* _Task goal_
Write the material out again, line by line, exactly as it is.

* _Dataset rows_
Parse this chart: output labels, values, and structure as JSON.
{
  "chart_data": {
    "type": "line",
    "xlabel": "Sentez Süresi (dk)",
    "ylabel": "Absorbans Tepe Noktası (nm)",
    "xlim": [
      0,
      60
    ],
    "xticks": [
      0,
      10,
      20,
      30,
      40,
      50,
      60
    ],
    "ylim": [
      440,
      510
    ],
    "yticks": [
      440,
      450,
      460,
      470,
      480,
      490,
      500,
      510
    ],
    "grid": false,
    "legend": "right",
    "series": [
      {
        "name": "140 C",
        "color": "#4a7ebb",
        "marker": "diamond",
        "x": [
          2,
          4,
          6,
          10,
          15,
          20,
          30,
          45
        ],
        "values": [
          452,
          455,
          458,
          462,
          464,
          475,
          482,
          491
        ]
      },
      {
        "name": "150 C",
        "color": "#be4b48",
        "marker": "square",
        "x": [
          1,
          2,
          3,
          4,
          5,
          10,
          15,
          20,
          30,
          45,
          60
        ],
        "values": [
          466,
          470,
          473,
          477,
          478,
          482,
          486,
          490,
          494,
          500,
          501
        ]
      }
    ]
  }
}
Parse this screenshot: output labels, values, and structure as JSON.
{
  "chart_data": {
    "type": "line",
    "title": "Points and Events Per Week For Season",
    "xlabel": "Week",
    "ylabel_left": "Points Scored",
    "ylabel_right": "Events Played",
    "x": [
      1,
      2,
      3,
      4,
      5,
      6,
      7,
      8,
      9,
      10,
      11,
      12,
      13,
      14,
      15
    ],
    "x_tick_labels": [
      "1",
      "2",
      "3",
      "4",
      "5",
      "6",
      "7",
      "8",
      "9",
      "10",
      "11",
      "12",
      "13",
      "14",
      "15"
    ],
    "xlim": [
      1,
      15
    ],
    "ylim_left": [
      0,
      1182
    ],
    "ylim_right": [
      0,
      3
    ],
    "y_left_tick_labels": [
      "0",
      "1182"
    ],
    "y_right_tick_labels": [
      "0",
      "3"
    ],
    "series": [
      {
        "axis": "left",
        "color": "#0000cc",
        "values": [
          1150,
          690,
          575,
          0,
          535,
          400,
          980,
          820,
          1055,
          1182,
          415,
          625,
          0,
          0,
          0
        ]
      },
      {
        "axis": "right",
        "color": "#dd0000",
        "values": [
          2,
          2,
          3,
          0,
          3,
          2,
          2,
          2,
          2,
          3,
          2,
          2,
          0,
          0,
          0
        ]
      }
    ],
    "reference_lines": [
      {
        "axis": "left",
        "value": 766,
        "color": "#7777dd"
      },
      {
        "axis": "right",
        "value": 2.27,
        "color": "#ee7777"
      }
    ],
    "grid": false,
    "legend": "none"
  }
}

* _Task output_
Parse this chart: output labels, values, and structure as JSON.
{
  "chart_data": {
    "type": "line",
    "xlabel": "Sentez Süresi (dk)",
    "ylabel": "Absorbans Tepe Noktası (nm)",
    "xlim": [
      0,
      60
    ],
    "xticks": [
      0,
      10,
      20,
      30,
      40,
      50,
      60
    ],
    "ylim": [
      440,
      510
    ],
    "yticks": [
      440,
      450,
      460,
      470,
      480,
      490,
      500,
      510
    ],
    "grid": false,
    "legend": "right",
    "series": [
      {
        "name": "140 C",
        "color": "#4a7ebb",
        "marker": "diamond",
        "x": [
          2,
          4,
          6,
          10,
          15,
          20,
          30,
          45
        ],
        "values": [
          452,
          455,
          458,
          462,
          464,
          475,
          482,
          491
        ]
      },
      {
        "name": "150 C",
        "color": "#be4b48",
        "marker": "square",
        "x": [
          1,
          2,
          3,
          4,
          5,
          10,
          15,
          20,
          30,
          45,
          60
        ],
        "values": [
          466,
          470,
          473,
          477,
          478,
          482,
          486,
          490,
          494,
          500,
          501
        ]
      }
    ]
  }
}
Parse this screenshot: output labels, values, and structure as JSON.
{
  "chart_data": {
    "type": "line",
    "title": "Points and Events Per Week For Season",
    "xlabel": "Week",
    "ylabel_left": "Points Scored",
    "ylabel_right": "Events Played",
    "x": [
      1,
      2,
      3,
      4,
      5,
      6,
      7,
      8,
      9,
      10,
      11,
      12,
      13,
      14,
      15
    ],
    "x_tick_labels": [
      "1",
      "2",
      "3",
      "4",
      "5",
      "6",
      "7",
      "8",
      "9",
      "10",
      "11",
      "12",
      "13",
      "14",
      "15"
    ],
    "xlim": [
      1,
      15
    ],
    "ylim_left": [
      0,
      1182
    ],
    "ylim_right": [
      0,
      3
    ],
    "y_left_tick_labels": [
      "0",
      "1182"
    ],
    "y_right_tick_labels": [
      "0",
      "3"
    ],
    "series": [
      {
        "axis": "left",
        "color": "#0000cc",
        "values": [
          1150,
          690,
          575,
          0,
          535,
          400,
          980,
          820,
          1055,
          1182,
          415,
          625,
          0,
          0,
          0
        ]
      },
      {
        "axis": "right",
        "color": "#dd0000",
        "values": [
          2,
          2,
          3,
          0,
          3,
          2,
          2,
          2,
          2,
          3,
          2,
          2,
          0,
          0,
          0
        ]
      }
    ],
    "reference_lines": [
      {
        "axis": "left",
        "value": 766,
        "color": "#7777dd"
      },
      {
        "axis": "right",
        "value": 2.27,
        "color": "#ee7777"
      }
    ],
    "grid": false,
    "legend": "none"
  }
}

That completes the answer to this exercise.